-------- The input --------

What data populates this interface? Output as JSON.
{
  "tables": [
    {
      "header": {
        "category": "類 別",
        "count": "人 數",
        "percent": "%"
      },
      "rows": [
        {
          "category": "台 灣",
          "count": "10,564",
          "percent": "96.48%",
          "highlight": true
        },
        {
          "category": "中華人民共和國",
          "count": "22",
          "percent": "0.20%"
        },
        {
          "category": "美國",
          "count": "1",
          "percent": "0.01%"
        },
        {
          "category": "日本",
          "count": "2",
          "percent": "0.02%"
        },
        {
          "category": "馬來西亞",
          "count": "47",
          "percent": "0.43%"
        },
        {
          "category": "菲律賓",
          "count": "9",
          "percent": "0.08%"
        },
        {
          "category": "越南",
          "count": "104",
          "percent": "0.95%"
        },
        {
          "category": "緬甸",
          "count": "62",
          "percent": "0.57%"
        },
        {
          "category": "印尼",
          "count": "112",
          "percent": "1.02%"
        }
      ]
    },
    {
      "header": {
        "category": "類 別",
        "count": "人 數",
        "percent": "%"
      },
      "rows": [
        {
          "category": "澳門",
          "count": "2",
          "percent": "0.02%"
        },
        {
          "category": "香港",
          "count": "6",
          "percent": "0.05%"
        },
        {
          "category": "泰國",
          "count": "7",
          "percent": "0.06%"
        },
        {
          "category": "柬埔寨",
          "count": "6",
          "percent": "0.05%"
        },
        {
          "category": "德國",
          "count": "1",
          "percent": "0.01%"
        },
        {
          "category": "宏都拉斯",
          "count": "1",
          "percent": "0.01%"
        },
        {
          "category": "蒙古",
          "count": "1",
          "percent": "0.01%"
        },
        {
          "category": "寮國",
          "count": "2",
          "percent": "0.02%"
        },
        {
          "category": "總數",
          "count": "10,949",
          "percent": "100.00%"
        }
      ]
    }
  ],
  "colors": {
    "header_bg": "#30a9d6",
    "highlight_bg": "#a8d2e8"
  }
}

--------

Aim of the exercise — Write out every line of the records exactly.

Output of the exercise —
What data populates this interface? Output as JSON.
{
  "tables": [
    {
      "header": {
        "category": "類 別",
        "count": "人 數",
        "percent": "%"
      },
      "rows": [
        {
          "category": "台 灣",
          "count": "10,564",
          "percent": "96.48%",
          "highlight": true
        },
        {
          "category": "中華人民共和國",
          "count": "22",
          "percent": "0.20%"
        },
        {
          "category": "美國",
          "count": "1",
          "percent": "0.01%"
        },
        {
          "category": "日本",
          "count": "2",
          "percent": "0.02%"
        },
        {
          "category": "馬來西亞",
          "count": "47",
          "percent": "0.43%"
        },
        {
          "category": "菲律賓",
          "count": "9",
          "percent": "0.08%"
        },
        {
          "category": "越南",
          "count": "104",
          "percent": "0.95%"
        },
        {
          "category": "緬甸",
          "count": "62",
          "percent": "0.57%"
        },
        {
          "category": "印尼",
          "count": "112",
          "percent": "1.02%"
        }
      ]
    },
    {
      "header": {
        "category": "類 別",
        "count": "人 數",
        "percent": "%"
      },
      "rows": [
        {
          "category": "澳門",
          "count": "2",
          "percent": "0.02%"
        },
        {
          "category": "香港",
          "count": "6",
          "percent": "0.05%"
        },
        {
          "category": "泰國",
          "count": "7",
          "percent": "0.06%"
        },
        {
          "category": "柬埔寨",
          "count": "6",
          "percent": "0.05%"
        },
        {
          "category": "德國",
          "count": "1",
          "percent": "0.01%"
        },
        {
          "category": "宏都拉斯",
          "count": "1",
          "percent": "0.01%"
        },
        {
          "category": "蒙古",
          "count": "1",
          "percent": "0.01%"
        },
        {
          "category": "寮國",
          "count": "2",
          "percent": "0.02%"
        },
        {
          "category": "總數",
          "count": "10,949",
          "percent": "100.00%"
        }
      ]
    }
  ],
  "colors": {
    "header_bg": "#30a9d6",
    "highlight_bg": "#a8d2e8"
  }
}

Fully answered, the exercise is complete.